Reproduce all of the data exactly.
:::::
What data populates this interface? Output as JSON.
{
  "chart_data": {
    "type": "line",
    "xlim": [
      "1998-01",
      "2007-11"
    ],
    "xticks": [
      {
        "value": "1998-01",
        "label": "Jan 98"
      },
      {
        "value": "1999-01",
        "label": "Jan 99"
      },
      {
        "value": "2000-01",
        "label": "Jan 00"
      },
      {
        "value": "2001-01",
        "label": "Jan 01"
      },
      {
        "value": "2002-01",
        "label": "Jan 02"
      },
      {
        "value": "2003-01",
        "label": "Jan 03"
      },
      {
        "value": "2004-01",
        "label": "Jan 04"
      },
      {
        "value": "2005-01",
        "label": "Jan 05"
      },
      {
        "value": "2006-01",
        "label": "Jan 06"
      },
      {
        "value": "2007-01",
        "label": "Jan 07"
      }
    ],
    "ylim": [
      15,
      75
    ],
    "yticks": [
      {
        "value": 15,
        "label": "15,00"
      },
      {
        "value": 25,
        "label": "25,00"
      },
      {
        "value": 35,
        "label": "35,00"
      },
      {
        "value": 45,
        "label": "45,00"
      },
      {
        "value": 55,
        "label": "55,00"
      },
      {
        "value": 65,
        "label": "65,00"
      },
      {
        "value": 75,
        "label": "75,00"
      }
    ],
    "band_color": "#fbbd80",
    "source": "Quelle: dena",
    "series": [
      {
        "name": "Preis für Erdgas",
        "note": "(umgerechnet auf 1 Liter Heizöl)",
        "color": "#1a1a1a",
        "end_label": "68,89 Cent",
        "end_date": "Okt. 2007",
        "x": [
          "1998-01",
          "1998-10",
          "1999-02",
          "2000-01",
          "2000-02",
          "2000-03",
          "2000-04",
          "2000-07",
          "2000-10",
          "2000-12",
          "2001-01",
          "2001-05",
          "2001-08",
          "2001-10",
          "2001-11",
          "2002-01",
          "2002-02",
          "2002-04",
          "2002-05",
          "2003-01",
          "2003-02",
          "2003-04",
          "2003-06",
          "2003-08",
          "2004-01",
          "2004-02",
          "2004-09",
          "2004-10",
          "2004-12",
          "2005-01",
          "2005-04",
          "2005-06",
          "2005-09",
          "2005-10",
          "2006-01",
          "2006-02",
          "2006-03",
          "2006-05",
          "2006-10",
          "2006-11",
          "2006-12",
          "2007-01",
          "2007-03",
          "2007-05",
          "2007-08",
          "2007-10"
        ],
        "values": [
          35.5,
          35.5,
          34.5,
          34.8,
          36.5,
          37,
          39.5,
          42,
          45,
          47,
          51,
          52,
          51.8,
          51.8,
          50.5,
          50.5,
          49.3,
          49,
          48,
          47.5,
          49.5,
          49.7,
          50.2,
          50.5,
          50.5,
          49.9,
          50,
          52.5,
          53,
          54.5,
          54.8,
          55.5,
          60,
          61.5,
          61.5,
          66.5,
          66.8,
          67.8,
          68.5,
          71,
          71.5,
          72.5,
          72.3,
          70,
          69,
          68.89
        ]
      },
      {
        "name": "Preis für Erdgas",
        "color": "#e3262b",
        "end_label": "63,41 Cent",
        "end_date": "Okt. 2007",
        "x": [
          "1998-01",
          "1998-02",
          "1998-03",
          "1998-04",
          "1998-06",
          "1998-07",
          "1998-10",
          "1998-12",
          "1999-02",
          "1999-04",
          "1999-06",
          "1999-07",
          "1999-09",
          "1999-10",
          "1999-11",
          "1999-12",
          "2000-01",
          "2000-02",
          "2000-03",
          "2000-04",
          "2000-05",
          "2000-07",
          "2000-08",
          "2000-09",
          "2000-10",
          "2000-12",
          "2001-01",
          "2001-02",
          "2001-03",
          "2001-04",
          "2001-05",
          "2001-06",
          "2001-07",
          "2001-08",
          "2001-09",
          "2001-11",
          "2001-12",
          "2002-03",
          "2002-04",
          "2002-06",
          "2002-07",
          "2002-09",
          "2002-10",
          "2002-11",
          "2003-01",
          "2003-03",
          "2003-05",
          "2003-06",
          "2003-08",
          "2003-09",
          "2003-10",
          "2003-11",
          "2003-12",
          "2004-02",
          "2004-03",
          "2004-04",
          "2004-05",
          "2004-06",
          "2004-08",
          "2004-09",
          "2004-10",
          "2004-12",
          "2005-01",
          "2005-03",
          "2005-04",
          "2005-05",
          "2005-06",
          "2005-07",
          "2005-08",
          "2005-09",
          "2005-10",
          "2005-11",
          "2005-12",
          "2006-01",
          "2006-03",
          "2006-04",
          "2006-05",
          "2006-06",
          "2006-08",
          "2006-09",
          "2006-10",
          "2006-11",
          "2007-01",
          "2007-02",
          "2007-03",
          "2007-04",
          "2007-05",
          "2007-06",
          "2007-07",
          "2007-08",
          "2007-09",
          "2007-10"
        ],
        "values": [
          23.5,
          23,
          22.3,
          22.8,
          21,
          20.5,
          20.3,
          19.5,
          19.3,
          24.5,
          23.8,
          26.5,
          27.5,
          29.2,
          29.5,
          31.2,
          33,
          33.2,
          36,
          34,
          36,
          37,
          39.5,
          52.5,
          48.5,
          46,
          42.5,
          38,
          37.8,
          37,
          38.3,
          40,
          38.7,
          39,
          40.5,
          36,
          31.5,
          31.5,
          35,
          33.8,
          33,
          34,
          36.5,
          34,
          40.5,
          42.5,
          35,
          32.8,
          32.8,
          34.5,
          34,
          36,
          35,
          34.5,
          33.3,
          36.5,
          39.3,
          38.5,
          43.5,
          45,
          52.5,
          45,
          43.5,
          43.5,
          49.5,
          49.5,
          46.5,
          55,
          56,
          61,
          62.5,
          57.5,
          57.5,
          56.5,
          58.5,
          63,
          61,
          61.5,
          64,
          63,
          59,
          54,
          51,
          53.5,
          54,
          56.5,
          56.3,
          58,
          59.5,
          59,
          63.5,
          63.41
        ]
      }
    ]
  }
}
:::::
- Exercise answer -
What data populates this interface? Output as JSON.
{
  "chart_data": {
    "type": "line",
    "xlim": [
      "1998-01",
      "2007-11"
    ],
    "xticks": [
      {
        "value": "1998-01",
        "label": "Jan 98"
      },
      {
        "value": "1999-01",
        "label": "Jan 99"
      },
      {
        "value": "2000-01",
        "label": "Jan 00"
      },
      {
        "value": "2001-01",
        "label": "Jan 01"
      },
      {
        "value": "2002-01",
        "label": "Jan 02"
      },
      {
        "value": "2003-01",
        "label": "Jan 03"
      },
      {
        "value": "2004-01",
        "label": "Jan 04"
      },
      {
        "value": "2005-01",
        "label": "Jan 05"
      },
      {
        "value": "2006-01",
        "label": "Jan 06"
      },
      {
        "value": "2007-01",
        "label": "Jan 07"
      }
    ],
    "ylim": [
      15,
      75
    ],
    "yticks": [
      {
        "value": 15,
        "label": "15,00"
      },
      {
        "value": 25,
        "label": "25,00"
      },
      {
        "value": 35,
        "label": "35,00"
      },
      {
        "value": 45,
        "label": "45,00"
      },
      {
        "value": 55,
        "label": "55,00"
      },
      {
        "value": 65,
        "label": "65,00"
      },
      {
        "value": 75,
        "label": "75,00"
      }
    ],
    "band_color": "#fbbd80",
    "source": "Quelle: dena",
    "series": [
      {
        "name": "Preis für Erdgas",
        "note": "(umgerechnet auf 1 Liter Heizöl)",
        "color": "#1a1a1a",
        "end_label": "68,89 Cent",
        "end_date": "Okt. 2007",
        "x": [
          "1998-01",
          "1998-10",
          "1999-02",
          "2000-01",
          "2000-02",
          "2000-03",
          "2000-04",
          "2000-07",
          "2000-10",
          "2000-12",
          "2001-01",
          "2001-05",
          "2001-08",
          "2001-10",
          "2001-11",
          "2002-01",
          "2002-02",
          "2002-04",
          "2002-05",
          "2003-01",
          "2003-02",
          "2003-04",
          "2003-06",
          "2003-08",
          "2004-01",
          "2004-02",
          "2004-09",
          "2004-10",
          "2004-12",
          "2005-01",
          "2005-04",
          "2005-06",
          "2005-09",
          "2005-10",
          "2006-01",
          "2006-02",
          "2006-03",
          "2006-05",
          "2006-10",
          "2006-11",
          "2006-12",
          "2007-01",
          "2007-03",
          "2007-05",
          "2007-08",
          "2007-10"
        ],
        "values": [
          35.5,
          35.5,
          34.5,
          34.8,
          36.5,
          37,
          39.5,
          42,
          45,
          47,
          51,
          52,
          51.8,
          51.8,
          50.5,
          50.5,
          49.3,
          49,
          48,
          47.5,
          49.5,
          49.7,
          50.2,
          50.5,
          50.5,
          49.9,
          50,
          52.5,
          53,
          54.5,
          54.8,
          55.5,
          60,
          61.5,
          61.5,
          66.5,
          66.8,
          67.8,
          68.5,
          71,
          71.5,
          72.5,
          72.3,
          70,
          69,
          68.89
        ]
      },
      {
        "name": "Preis für Erdgas",
        "color": "#e3262b",
        "end_label": "63,41 Cent",
        "end_date": "Okt. 2007",
        "x": [
          "1998-01",
          "1998-02",
          "1998-03",
          "1998-04",
          "1998-06",
          "1998-07",
          "1998-10",
          "1998-12",
          "1999-02",
          "1999-04",
          "1999-06",
          "1999-07",
          "1999-09",
          "1999-10",
          "1999-11",
          "1999-12",
          "2000-01",
          "2000-02",
          "2000-03",
          "2000-04",
          "2000-05",
          "2000-07",
          "2000-08",
          "2000-09",
          "2000-10",
          "2000-12",
          "2001-01",
          "2001-02",
          "2001-03",
          "2001-04",
          "2001-05",
          "2001-06",
          "2001-07",
          "2001-08",
          "2001-09",
          "2001-11",
          "2001-12",
          "2002-03",
          "2002-04",
          "2002-06",
          "2002-07",
          "2002-09",
          "2002-10",
          "2002-11",
          "2003-01",
          "2003-03",
          "2003-05",
          "2003-06",
          "2003-08",
          "2003-09",
          "2003-10",
          "2003-11",
          "2003-12",
          "2004-02",
          "2004-03",
          "2004-04",
          "2004-05",
          "2004-06",
          "2004-08",
          "2004-09",
          "2004-10",
          "2004-12",
          "2005-01",
          "2005-03",
          "2005-04",
          "2005-05",
          "2005-06",
          "2005-07",
          "2005-08",
          "2005-09",
          "2005-10",
          "2005-11",
          "2005-12",
          "2006-01",
          "2006-03",
          "2006-04",
          "2006-05",
          "2006-06",
          "2006-08",
          "2006-09",
          "2006-10",
          "2006-11",
          "2007-01",
          "2007-02",
          "2007-03",
          "2007-04",
          "2007-05",
          "2007-06",
          "2007-07",
          "2007-08",
          "2007-09",
          "2007-10"
        ],
        "values": [
          23.5,
          23,
          22.3,
          22.8,
          21,
          20.5,
          20.3,
          19.5,
          19.3,
          24.5,
          23.8,
          26.5,
          27.5,
          29.2,
          29.5,
          31.2,
          33,
          33.2,
          36,
          34,
          36,
          37,
          39.5,
          52.5,
          48.5,
          46,
          42.5,
          38,
          37.8,
          37,
          38.3,
          40,
          38.7,
          39,
          40.5,
          36,
          31.5,
          31.5,
          35,
          33.8,
          33,
          34,
          36.5,
          34,
          40.5,
          42.5,
          35,
          32.8,
          32.8,
          34.5,
          34,
          36,
          35,
          34.5,
          33.3,
          36.5,
          39.3,
          38.5,
          43.5,
          45,
          52.5,
          45,
          43.5,
          43.5,
          49.5,
          49.5,
          46.5,
          55,
          56,
          61,
          62.5,
          57.5,
          57.5,
          56.5,
          58.5,
          63,
          61,
          61.5,
          64,
          63,
          59,
          54,
          51,
          53.5,
          54,
          56.5,
          56.3,
          58,
          59.5,
          59,
          63.5,
          63.41
        ]
      }
    ]
  }
}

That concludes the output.